[BEGIN]

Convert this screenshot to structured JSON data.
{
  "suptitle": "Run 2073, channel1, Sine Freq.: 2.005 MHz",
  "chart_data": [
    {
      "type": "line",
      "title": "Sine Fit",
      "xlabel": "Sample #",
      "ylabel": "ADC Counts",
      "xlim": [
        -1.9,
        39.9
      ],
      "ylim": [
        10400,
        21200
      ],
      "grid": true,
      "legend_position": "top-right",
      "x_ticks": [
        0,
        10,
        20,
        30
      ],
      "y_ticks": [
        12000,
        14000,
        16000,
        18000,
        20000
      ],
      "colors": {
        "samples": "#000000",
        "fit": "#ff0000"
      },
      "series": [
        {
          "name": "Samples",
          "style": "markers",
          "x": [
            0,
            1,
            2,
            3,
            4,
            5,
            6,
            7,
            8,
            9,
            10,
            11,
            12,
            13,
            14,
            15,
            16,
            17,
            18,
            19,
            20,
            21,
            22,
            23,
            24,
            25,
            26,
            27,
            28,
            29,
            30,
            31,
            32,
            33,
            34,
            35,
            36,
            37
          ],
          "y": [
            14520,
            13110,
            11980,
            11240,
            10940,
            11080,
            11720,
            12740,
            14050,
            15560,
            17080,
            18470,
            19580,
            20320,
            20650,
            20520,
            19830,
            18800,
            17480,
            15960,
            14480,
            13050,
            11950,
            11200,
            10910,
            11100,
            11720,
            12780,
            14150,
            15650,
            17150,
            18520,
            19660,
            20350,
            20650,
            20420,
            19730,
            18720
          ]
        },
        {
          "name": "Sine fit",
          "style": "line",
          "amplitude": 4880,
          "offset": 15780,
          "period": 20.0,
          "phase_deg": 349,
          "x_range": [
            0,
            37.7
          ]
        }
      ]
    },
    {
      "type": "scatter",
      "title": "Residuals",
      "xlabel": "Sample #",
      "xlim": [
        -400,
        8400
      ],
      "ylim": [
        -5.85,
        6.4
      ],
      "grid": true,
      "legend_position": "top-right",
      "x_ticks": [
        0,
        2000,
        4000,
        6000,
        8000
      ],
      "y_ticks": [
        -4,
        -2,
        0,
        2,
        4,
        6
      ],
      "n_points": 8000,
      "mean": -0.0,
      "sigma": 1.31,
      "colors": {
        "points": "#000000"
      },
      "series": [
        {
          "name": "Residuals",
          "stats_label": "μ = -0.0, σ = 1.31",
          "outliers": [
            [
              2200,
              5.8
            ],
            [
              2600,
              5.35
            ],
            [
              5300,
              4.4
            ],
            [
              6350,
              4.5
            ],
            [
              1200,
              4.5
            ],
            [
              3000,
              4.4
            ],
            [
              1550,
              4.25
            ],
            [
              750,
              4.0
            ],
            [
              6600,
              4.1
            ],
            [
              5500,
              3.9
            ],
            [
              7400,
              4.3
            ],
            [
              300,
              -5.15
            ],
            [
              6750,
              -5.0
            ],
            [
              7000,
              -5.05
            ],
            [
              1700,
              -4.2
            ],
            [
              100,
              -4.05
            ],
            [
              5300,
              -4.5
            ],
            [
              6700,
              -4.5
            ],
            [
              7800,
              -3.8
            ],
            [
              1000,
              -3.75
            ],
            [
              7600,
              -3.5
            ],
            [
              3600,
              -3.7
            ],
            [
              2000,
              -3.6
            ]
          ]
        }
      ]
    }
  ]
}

[END]

REQUIRED TASK — The records above should all be quoted exactly, please.

PROBLEM SOLUTION —
Convert this screenshot to structured JSON data.
{
  "suptitle": "Run 2073, channel1, Sine Freq.: 2.005 MHz",
  "chart_data": [
    {
      "type": "line",
      "title": "Sine Fit",
      "xlabel": "Sample #",
      "ylabel": "ADC Counts",
      "xlim": [
        -1.9,
        39.9
      ],
      "ylim": [
        10400,
        21200
      ],
      "grid": true,
      "legend_position": "top-right",
      "x_ticks": [
        0,
        10,
        20,
        30
      ],
      "y_ticks": [
        12000,
        14000,
        16000,
        18000,
        20000
      ],
      "colors": {
        "samples": "#000000",
        "fit": "#ff0000"
      },
      "series": [
        {
          "name": "Samples",
          "style": "markers",
          "x": [
            0,
            1,
            2,
            3,
            4,
            5,
            6,
            7,
            8,
            9,
            10,
            11,
            12,
            13,
            14,
            15,
            16,
            17,
            18,
            19,
            20,
            21,
            22,
            23,
            24,
            25,
            26,
            27,
            28,
            29,
            30,
            31,
            32,
            33,
            34,
            35,
            36,
            37
          ],
          "y": [
            14520,
            13110,
            11980,
            11240,
            10940,
            11080,
            11720,
            12740,
            14050,
            15560,
            17080,
            18470,
            19580,
            20320,
            20650,
            20520,
            19830,
            18800,
            17480,
            15960,
            14480,
            13050,
            11950,
            11200,
            10910,
            11100,
            11720,
            12780,
            14150,
            15650,
            17150,
            18520,
            19660,
            20350,
            20650,
            20420,
            19730,
            18720
          ]
        },
        {
          "name": "Sine fit",
          "style": "line",
          "amplitude": 4880,
          "offset": 15780,
          "period": 20.0,
          "phase_deg": 349,
          "x_range": [
            0,
            37.7
          ]
        }
      ]
    },
    {
      "type": "scatter",
      "title": "Residuals",
      "xlabel": "Sample #",
      "xlim": [
        -400,
        8400
      ],
      "ylim": [
        -5.85,
        6.4
      ],
      "grid": true,
      "legend_position": "top-right",
      "x_ticks": [
        0,
        2000,
        4000,
        6000,
        8000
      ],
      "y_ticks": [
        -4,
        -2,
        0,
        2,
        4,
        6
      ],
      "n_points": 8000,
      "mean": -0.0,
      "sigma": 1.31,
      "colors": {
        "points": "#000000"
      },
      "series": [
        {
          "name": "Residuals",
          "stats_label": "μ = -0.0, σ = 1.31",
          "outliers": [
            [
              2200,
              5.8
            ],
            [
              2600,
              5.35
            ],
            [
              5300,
              4.4
            ],
            [
              6350,
              4.5
            ],
            [
              1200,
              4.5
            ],
            [
              3000,
              4.4
            ],
            [
              1550,
              4.25
            ],
            [
              750,
              4.0
            ],
            [
              6600,
              4.1
            ],
            [
              5500,
              3.9
            ],
            [
              7400,
              4.3
            ],
            [
              300,
              -5.15
            ],
            [
              6750,
              -5.0
            ],
            [
              7000,
              -5.05
            ],
            [
              1700,
              -4.2
            ],
            [
              100,
              -4.05
            ],
            [
              5300,
              -4.5
            ],
            [
              6700,
              -4.5
            ],
            [
              7800,
              -3.8
            ],
            [
              1000,
              -3.75
            ],
            [
              7600,
              -3.5
            ],
            [
              3600,
              -3.7
            ],
            [
              2000,
              -3.6
            ]
          ]
        }
      ]
    }
  ]
}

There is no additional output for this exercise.